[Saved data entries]
----

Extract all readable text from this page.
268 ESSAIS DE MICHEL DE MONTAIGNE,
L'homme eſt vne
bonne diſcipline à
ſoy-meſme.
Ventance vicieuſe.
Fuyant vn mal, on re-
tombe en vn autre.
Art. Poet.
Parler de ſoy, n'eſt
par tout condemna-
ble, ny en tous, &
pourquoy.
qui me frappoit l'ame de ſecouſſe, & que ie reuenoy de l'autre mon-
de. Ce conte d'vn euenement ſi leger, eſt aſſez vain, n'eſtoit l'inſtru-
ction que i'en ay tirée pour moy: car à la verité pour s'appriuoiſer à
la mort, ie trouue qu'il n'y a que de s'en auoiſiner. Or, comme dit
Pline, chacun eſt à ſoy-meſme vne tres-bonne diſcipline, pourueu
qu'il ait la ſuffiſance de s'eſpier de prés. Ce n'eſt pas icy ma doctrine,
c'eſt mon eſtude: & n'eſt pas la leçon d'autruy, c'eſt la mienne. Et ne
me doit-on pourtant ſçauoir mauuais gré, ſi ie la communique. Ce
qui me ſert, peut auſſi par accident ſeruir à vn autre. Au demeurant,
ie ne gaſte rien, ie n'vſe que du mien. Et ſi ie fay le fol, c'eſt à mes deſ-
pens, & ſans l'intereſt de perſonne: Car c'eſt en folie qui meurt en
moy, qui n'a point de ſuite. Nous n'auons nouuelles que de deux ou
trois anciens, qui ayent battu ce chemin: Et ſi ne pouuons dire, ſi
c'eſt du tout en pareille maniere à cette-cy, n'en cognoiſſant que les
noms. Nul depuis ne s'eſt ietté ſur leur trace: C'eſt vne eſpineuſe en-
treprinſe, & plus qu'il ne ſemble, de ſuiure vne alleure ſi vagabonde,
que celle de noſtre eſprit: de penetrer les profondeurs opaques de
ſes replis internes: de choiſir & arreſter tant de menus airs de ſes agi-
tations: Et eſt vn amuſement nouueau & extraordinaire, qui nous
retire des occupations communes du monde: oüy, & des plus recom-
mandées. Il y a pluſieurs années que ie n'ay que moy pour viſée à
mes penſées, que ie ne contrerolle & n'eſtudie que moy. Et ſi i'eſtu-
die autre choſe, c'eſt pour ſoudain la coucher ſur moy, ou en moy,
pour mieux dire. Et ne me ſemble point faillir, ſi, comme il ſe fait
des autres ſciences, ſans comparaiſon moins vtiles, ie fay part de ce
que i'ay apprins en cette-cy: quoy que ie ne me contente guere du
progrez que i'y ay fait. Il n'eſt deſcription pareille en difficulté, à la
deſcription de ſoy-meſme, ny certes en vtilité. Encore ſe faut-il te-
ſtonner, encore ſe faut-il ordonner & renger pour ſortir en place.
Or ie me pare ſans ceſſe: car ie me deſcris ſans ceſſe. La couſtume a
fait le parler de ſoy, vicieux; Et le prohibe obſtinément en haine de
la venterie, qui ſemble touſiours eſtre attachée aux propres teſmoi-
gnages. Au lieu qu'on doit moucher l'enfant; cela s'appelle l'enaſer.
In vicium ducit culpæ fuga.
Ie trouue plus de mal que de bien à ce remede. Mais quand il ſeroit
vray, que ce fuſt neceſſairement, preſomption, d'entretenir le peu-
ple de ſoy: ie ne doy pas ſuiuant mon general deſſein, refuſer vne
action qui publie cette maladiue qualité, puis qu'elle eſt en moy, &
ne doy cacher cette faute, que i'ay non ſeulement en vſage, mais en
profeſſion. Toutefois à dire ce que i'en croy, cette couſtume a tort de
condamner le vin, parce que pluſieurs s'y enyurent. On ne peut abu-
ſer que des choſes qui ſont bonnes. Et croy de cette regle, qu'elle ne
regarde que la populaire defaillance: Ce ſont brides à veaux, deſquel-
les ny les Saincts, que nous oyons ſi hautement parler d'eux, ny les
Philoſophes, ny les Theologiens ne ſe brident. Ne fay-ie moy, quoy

----

- Your instructions
Tally how many lines of the material contain the word "doit". The answer must be the number and nothing else.

- Result below
2